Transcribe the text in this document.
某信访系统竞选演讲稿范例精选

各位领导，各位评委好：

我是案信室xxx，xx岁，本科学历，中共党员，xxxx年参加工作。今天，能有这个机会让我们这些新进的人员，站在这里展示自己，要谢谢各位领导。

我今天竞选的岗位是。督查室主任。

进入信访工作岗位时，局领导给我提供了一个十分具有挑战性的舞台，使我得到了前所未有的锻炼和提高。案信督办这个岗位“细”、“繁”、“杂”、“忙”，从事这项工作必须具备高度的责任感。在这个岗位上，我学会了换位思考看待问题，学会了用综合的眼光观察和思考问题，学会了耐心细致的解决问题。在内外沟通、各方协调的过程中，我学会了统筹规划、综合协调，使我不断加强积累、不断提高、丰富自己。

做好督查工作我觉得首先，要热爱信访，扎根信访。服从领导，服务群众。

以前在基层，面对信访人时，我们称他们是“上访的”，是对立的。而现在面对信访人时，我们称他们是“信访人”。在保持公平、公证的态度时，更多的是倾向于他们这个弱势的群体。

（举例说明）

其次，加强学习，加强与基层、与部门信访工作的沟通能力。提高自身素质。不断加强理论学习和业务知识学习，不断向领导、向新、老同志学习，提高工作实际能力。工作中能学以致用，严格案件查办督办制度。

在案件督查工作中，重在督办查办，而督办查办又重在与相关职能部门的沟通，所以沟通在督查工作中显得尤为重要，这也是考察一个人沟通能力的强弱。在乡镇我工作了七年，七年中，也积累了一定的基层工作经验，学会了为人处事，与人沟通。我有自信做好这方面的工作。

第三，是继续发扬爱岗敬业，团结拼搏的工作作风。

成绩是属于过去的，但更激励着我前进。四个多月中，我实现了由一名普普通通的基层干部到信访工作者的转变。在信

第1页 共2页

> Task requirements: Give an exact repetition of all the material.

> Reply:
Transcribe the text in this document.
某信访系统竞选演讲稿范例精选

各位领导，各位评委好：

我是案信室xxx，xx岁，本科学历，中共党员，xxxx年参加工作。今天，能有这个机会让我们这些新进的人员，站在这里展示自己，要谢谢各位领导。

我今天竞选的岗位是。督查室主任。

进入信访工作岗位时，局领导给我提供了一个十分具有挑战性的舞台，使我得到了前所未有的锻炼和提高。案信督办这个岗位“细”、“繁”、“杂”、“忙”，从事这项工作必须具备高度的责任感。在这个岗位上，我学会了换位思考看待问题，学会了用综合的眼光观察和思考问题，学会了耐心细致的解决问题。在内外沟通、各方协调的过程中，我学会了统筹规划、综合协调，使我不断加强积累、不断提高、丰富自己。

做好督查工作我觉得首先，要热爱信访，扎根信访。服从领导，服务群众。

以前在基层，面对信访人时，我们称他们是“上访的”，是对立的。而现在面对信访人时，我们称他们是“信访人”。在保持公平、公证的态度时，更多的是倾向于他们这个弱势的群体。

（举例说明）

其次，加强学习，加强与基层、与部门信访工作的沟通能力。提高自身素质。不断加强理论学习和业务知识学习，不断向领导、向新、老同志学习，提高工作实际能力。工作中能学以致用，严格案件查办督办制度。

在案件督查工作中，重在督办查办，而督办查办又重在与相关职能部门的沟通，所以沟通在督查工作中显得尤为重要，这也是考察一个人沟通能力的强弱。在乡镇我工作了七年，七年中，也积累了一定的基层工作经验，学会了为人处事，与人沟通。我有自信做好这方面的工作。

第三，是继续发扬爱岗敬业，团结拼搏的工作作风。

成绩是属于过去的，但更激励着我前进。四个多月中，我实现了由一名普普通通的基层干部到信访工作者的转变。在信

第1页 共2页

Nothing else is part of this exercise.